Output the full listing below exactly as it reads, and skip anything that is a picture.

**** Raw records ****

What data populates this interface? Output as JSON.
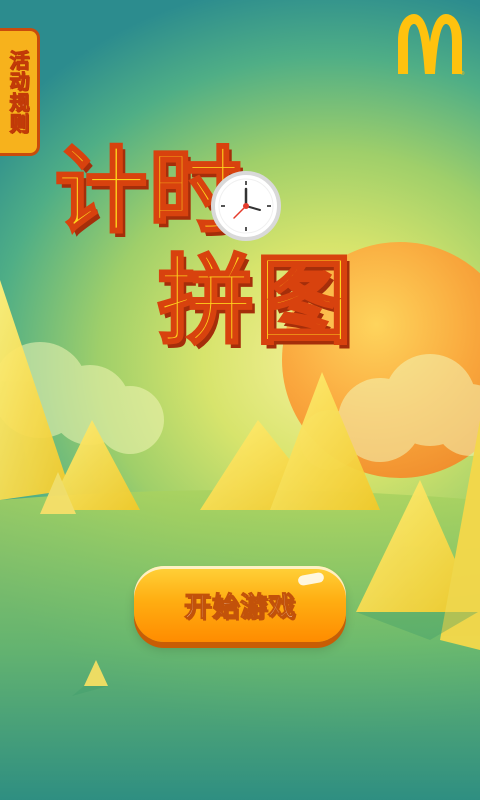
{
  "rules_tab": {
    "label": "活动规则"
  },
  "logo": {
    "icon": "mcdonalds-golden-arches-icon",
    "color": "#ffc20e"
  },
  "title": {
    "line1": "计时",
    "line2": "拼图"
  },
  "start_button": {
    "label": "开始游戏"
  },
  "colors": {
    "title_fill": "#ffd21d",
    "title_outline": "#d8420e",
    "button": "#ffae12",
    "sun": "#f9a436"
  }
}
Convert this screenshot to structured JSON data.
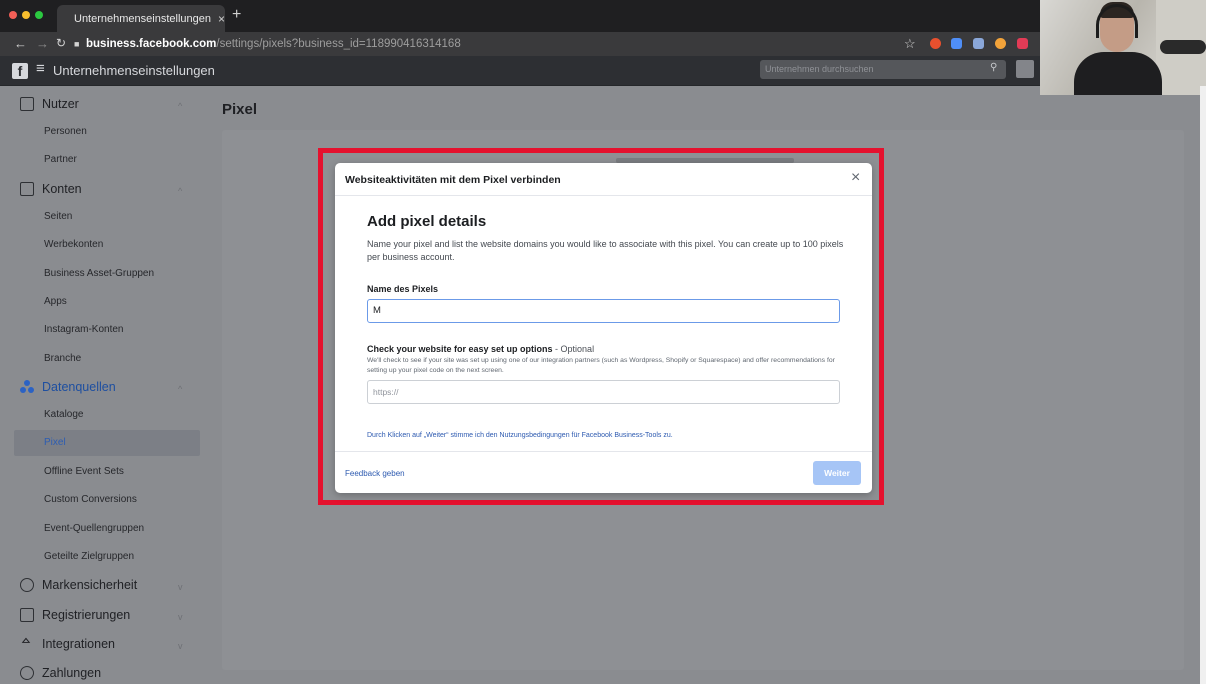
{
  "browser": {
    "tab_title": "Unternehmenseinstellungen",
    "tab_close": "×",
    "new_tab": "+",
    "url_host": "business.facebook.com",
    "url_path": "/settings/pixels?business_id=118990416314168",
    "icons": [
      "back-icon",
      "forward-icon",
      "reload-icon",
      "lock-icon",
      "star-icon"
    ]
  },
  "header": {
    "logo": "f",
    "title": "Unternehmenseinstellungen",
    "search_placeholder": "Unternehmen durchsuchen"
  },
  "sidebar": {
    "sections": [
      {
        "label": "Nutzer",
        "icon": "people-icon",
        "items": [
          "Personen",
          "Partner"
        ]
      },
      {
        "label": "Konten",
        "icon": "accounts-icon",
        "items": [
          "Seiten",
          "Werbekonten",
          "Business Asset-Gruppen",
          "Apps",
          "Instagram-Konten",
          "Branche"
        ]
      },
      {
        "label": "Datenquellen",
        "icon": "datasources-icon",
        "items": [
          "Kataloge",
          "Pixel",
          "Offline Event Sets",
          "Custom Conversions",
          "Event-Quellengruppen",
          "Geteilte Zielgruppen"
        ]
      },
      {
        "label": "Markensicherheit",
        "icon": "shield-icon",
        "items": []
      },
      {
        "label": "Registrierungen",
        "icon": "clipboard-icon",
        "items": []
      },
      {
        "label": "Integrationen",
        "icon": "integrations-icon",
        "items": []
      },
      {
        "label": "Zahlungen",
        "icon": "payments-icon",
        "items": []
      }
    ],
    "active_item": "Pixel"
  },
  "main": {
    "title": "Pixel"
  },
  "dialog": {
    "title": "Websiteaktivitäten mit dem Pixel verbinden",
    "close": "×",
    "heading": "Add pixel details",
    "description": "Name your pixel and list the website domains you would like to associate with this pixel. You can create up to 100 pixels per business account.",
    "name_label": "Name des Pixels",
    "name_value": "M",
    "check_label": "Check your website for easy set up options",
    "check_optional": " - Optional",
    "check_description": "We'll check to see if your site was set up using one of our integration partners (such as Wordpress, Shopify or Squarespace) and offer recommendations for setting up your pixel code on the next screen.",
    "url_placeholder": "https://",
    "terms": "Durch Klicken auf „Weiter“ stimme ich den Nutzungsbedingungen für Facebook Business-Tools zu.",
    "feedback": "Feedback geben",
    "next_button": "Weiter"
  },
  "colors": {
    "highlight": "#e5112e",
    "link": "#2d5ab0",
    "button_disabled": "#a6c5f6"
  }
}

****

▶ _Response_:
What data populates this interface? Output as JSON.
{
  "rules_tab": {
    "label": "活动规则"
  },
  "logo": {
    "icon": "mcdonalds-golden-arches-icon",
    "color": "#ffc20e"
  },
  "title": {
    "line1": "计时",
    "line2": "拼图"
  },
  "start_button": {
    "label": "开始游戏"
  },
  "colors": {
    "title_fill": "#ffd21d",
    "title_outline": "#d8420e",
    "button": "#ffae12",
    "sun": "#f9a436"
  }
}
Convert this screenshot to structured JSON data.
{
  "browser": {
    "tab_title": "Unternehmenseinstellungen",
    "tab_close": "×",
    "new_tab": "+",
    "url_host": "business.facebook.com",
    "url_path": "/settings/pixels?business_id=118990416314168",
    "icons": [
      "back-icon",
      "forward-icon",
      "reload-icon",
      "lock-icon",
      "star-icon"
    ]
  },
  "header": {
    "logo": "f",
    "title": "Unternehmenseinstellungen",
    "search_placeholder": "Unternehmen durchsuchen"
  },
  "sidebar": {
    "sections": [
      {
        "label": "Nutzer",
        "icon": "people-icon",
        "items": [
          "Personen",
          "Partner"
        ]
      },
      {
        "label": "Konten",
        "icon": "accounts-icon",
        "items": [
          "Seiten",
          "Werbekonten",
          "Business Asset-Gruppen",
          "Apps",
          "Instagram-Konten",
          "Branche"
        ]
      },
      {
        "label": "Datenquellen",
        "icon": "datasources-icon",
        "items": [
          "Kataloge",
          "Pixel",
          "Offline Event Sets",
          "Custom Conversions",
          "Event-Quellengruppen",
          "Geteilte Zielgruppen"
        ]
      },
      {
        "label": "Markensicherheit",
        "icon": "shield-icon",
        "items": []
      },
      {
        "label": "Registrierungen",
        "icon": "clipboard-icon",
        "items": []
      },
      {
        "label": "Integrationen",
        "icon": "integrations-icon",
        "items": []
      },
      {
        "label": "Zahlungen",
        "icon": "payments-icon",
        "items": []
      }
    ],
    "active_item": "Pixel"
  },
  "main": {
    "title": "Pixel"
  },
  "dialog": {
    "title": "Websiteaktivitäten mit dem Pixel verbinden",
    "close": "×",
    "heading": "Add pixel details",
    "description": "Name your pixel and list the website domains you would like to associate with this pixel. You can create up to 100 pixels per business account.",
    "name_label": "Name des Pixels",
    "name_value": "M",
    "check_label": "Check your website for easy set up options",
    "check_optional": " - Optional",
    "check_description": "We'll check to see if your site was set up using one of our integration partners (such as Wordpress, Shopify or Squarespace) and offer recommendations for setting up your pixel code on the next screen.",
    "url_placeholder": "https://",
    "terms": "Durch Klicken auf „Weiter“ stimme ich den Nutzungsbedingungen für Facebook Business-Tools zu.",
    "feedback": "Feedback geben",
    "next_button": "Weiter"
  },
  "colors": {
    "highlight": "#e5112e",
    "link": "#2d5ab0",
    "button_disabled": "#a6c5f6"
  }
}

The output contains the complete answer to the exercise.